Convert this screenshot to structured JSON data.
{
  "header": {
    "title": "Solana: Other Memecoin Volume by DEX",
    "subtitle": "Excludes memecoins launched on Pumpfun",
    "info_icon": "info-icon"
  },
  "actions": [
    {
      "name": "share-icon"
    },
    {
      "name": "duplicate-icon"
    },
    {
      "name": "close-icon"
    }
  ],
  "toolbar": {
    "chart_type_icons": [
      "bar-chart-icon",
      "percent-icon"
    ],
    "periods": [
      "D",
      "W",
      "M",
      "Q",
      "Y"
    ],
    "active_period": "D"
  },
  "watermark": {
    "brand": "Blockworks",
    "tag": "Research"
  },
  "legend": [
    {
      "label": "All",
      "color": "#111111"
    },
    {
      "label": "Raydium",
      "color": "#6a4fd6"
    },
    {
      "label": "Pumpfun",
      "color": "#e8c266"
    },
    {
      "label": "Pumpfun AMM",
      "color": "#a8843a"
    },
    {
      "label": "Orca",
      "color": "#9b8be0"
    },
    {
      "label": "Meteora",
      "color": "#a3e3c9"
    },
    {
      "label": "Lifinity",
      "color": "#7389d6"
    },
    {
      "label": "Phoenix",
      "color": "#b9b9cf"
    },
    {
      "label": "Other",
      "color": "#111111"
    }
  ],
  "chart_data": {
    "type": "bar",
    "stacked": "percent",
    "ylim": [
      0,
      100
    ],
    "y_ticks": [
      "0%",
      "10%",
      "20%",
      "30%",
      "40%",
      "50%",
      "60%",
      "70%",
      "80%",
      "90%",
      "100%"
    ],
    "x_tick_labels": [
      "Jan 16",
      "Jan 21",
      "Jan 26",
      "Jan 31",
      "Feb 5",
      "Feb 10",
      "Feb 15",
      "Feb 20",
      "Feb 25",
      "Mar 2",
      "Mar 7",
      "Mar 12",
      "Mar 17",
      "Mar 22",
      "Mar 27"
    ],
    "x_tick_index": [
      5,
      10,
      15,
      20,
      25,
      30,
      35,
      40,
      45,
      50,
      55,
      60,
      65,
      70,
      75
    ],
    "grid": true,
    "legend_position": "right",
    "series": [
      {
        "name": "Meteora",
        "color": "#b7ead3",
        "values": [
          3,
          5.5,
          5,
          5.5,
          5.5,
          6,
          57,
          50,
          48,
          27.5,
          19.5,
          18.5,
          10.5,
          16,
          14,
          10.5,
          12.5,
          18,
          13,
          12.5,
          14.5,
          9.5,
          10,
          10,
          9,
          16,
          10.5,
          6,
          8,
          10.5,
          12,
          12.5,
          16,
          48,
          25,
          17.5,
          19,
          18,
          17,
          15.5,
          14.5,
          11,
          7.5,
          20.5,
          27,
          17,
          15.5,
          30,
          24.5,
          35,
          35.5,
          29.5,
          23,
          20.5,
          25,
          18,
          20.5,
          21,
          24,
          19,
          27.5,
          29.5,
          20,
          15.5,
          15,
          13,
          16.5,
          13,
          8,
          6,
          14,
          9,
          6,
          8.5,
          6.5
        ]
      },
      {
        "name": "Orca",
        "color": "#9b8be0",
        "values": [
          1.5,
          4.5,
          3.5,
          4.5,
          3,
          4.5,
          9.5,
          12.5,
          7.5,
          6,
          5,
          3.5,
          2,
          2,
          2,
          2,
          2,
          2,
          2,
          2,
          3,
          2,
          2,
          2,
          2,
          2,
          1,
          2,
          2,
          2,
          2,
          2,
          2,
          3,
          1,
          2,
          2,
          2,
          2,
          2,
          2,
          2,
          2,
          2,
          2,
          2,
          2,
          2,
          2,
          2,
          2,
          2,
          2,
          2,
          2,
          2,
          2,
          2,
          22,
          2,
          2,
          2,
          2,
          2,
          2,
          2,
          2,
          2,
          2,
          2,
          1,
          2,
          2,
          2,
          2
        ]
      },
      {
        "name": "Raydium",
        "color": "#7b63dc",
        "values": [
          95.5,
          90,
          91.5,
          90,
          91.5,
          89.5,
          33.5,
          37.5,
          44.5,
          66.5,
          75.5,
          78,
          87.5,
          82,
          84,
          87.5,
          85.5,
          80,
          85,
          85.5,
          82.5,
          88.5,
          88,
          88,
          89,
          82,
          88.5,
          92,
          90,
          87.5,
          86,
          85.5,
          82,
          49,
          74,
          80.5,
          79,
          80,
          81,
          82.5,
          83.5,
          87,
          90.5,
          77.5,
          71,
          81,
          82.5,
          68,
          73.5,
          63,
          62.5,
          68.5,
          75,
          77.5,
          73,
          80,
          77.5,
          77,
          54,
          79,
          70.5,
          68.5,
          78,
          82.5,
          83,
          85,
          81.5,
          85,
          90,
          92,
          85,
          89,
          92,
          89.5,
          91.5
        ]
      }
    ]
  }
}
== == ==
Please output the entire listing exactly as it stands.

■ Problem solution ■
Convert this screenshot to structured JSON data.
{
  "header": {
    "title": "Solana: Other Memecoin Volume by DEX",
    "subtitle": "Excludes memecoins launched on Pumpfun",
    "info_icon": "info-icon"
  },
  "actions": [
    {
      "name": "share-icon"
    },
    {
      "name": "duplicate-icon"
    },
    {
      "name": "close-icon"
    }
  ],
  "toolbar": {
    "chart_type_icons": [
      "bar-chart-icon",
      "percent-icon"
    ],
    "periods": [
      "D",
      "W",
      "M",
      "Q",
      "Y"
    ],
    "active_period": "D"
  },
  "watermark": {
    "brand": "Blockworks",
    "tag": "Research"
  },
  "legend": [
    {
      "label": "All",
      "color": "#111111"
    },
    {
      "label": "Raydium",
      "color": "#6a4fd6"
    },
    {
      "label": "Pumpfun",
      "color": "#e8c266"
    },
    {
      "label": "Pumpfun AMM",
      "color": "#a8843a"
    },
    {
      "label": "Orca",
      "color": "#9b8be0"
    },
    {
      "label": "Meteora",
      "color": "#a3e3c9"
    },
    {
      "label": "Lifinity",
      "color": "#7389d6"
    },
    {
      "label": "Phoenix",
      "color": "#b9b9cf"
    },
    {
      "label": "Other",
      "color": "#111111"
    }
  ],
  "chart_data": {
    "type": "bar",
    "stacked": "percent",
    "ylim": [
      0,
      100
    ],
    "y_ticks": [
      "0%",
      "10%",
      "20%",
      "30%",
      "40%",
      "50%",
      "60%",
      "70%",
      "80%",
      "90%",
      "100%"
    ],
    "x_tick_labels": [
      "Jan 16",
      "Jan 21",
      "Jan 26",
      "Jan 31",
      "Feb 5",
      "Feb 10",
      "Feb 15",
      "Feb 20",
      "Feb 25",
      "Mar 2",
      "Mar 7",
      "Mar 12",
      "Mar 17",
      "Mar 22",
      "Mar 27"
    ],
    "x_tick_index": [
      5,
      10,
      15,
      20,
      25,
      30,
      35,
      40,
      45,
      50,
      55,
      60,
      65,
      70,
      75
    ],
    "grid": true,
    "legend_position": "right",
    "series": [
      {
        "name": "Meteora",
        "color": "#b7ead3",
        "values": [
          3,
          5.5,
          5,
          5.5,
          5.5,
          6,
          57,
          50,
          48,
          27.5,
          19.5,
          18.5,
          10.5,
          16,
          14,
          10.5,
          12.5,
          18,
          13,
          12.5,
          14.5,
          9.5,
          10,
          10,
          9,
          16,
          10.5,
          6,
          8,
          10.5,
          12,
          12.5,
          16,
          48,
          25,
          17.5,
          19,
          18,
          17,
          15.5,
          14.5,
          11,
          7.5,
          20.5,
          27,
          17,
          15.5,
          30,
          24.5,
          35,
          35.5,
          29.5,
          23,
          20.5,
          25,
          18,
          20.5,
          21,
          24,
          19,
          27.5,
          29.5,
          20,
          15.5,
          15,
          13,
          16.5,
          13,
          8,
          6,
          14,
          9,
          6,
          8.5,
          6.5
        ]
      },
      {
        "name": "Orca",
        "color": "#9b8be0",
        "values": [
          1.5,
          4.5,
          3.5,
          4.5,
          3,
          4.5,
          9.5,
          12.5,
          7.5,
          6,
          5,
          3.5,
          2,
          2,
          2,
          2,
          2,
          2,
          2,
          2,
          3,
          2,
          2,
          2,
          2,
          2,
          1,
          2,
          2,
          2,
          2,
          2,
          2,
          3,
          1,
          2,
          2,
          2,
          2,
          2,
          2,
          2,
          2,
          2,
          2,
          2,
          2,
          2,
          2,
          2,
          2,
          2,
          2,
          2,
          2,
          2,
          2,
          2,
          22,
          2,
          2,
          2,
          2,
          2,
          2,
          2,
          2,
          2,
          2,
          2,
          1,
          2,
          2,
          2,
          2
        ]
      },
      {
        "name": "Raydium",
        "color": "#7b63dc",
        "values": [
          95.5,
          90,
          91.5,
          90,
          91.5,
          89.5,
          33.5,
          37.5,
          44.5,
          66.5,
          75.5,
          78,
          87.5,
          82,
          84,
          87.5,
          85.5,
          80,
          85,
          85.5,
          82.5,
          88.5,
          88,
          88,
          89,
          82,
          88.5,
          92,
          90,
          87.5,
          86,
          85.5,
          82,
          49,
          74,
          80.5,
          79,
          80,
          81,
          82.5,
          83.5,
          87,
          90.5,
          77.5,
          71,
          81,
          82.5,
          68,
          73.5,
          63,
          62.5,
          68.5,
          75,
          77.5,
          73,
          80,
          77.5,
          77,
          54,
          79,
          70.5,
          68.5,
          78,
          82.5,
          83,
          85,
          81.5,
          85,
          90,
          92,
          85,
          89,
          92,
          89.5,
          91.5
        ]
      }
    ]
  }
}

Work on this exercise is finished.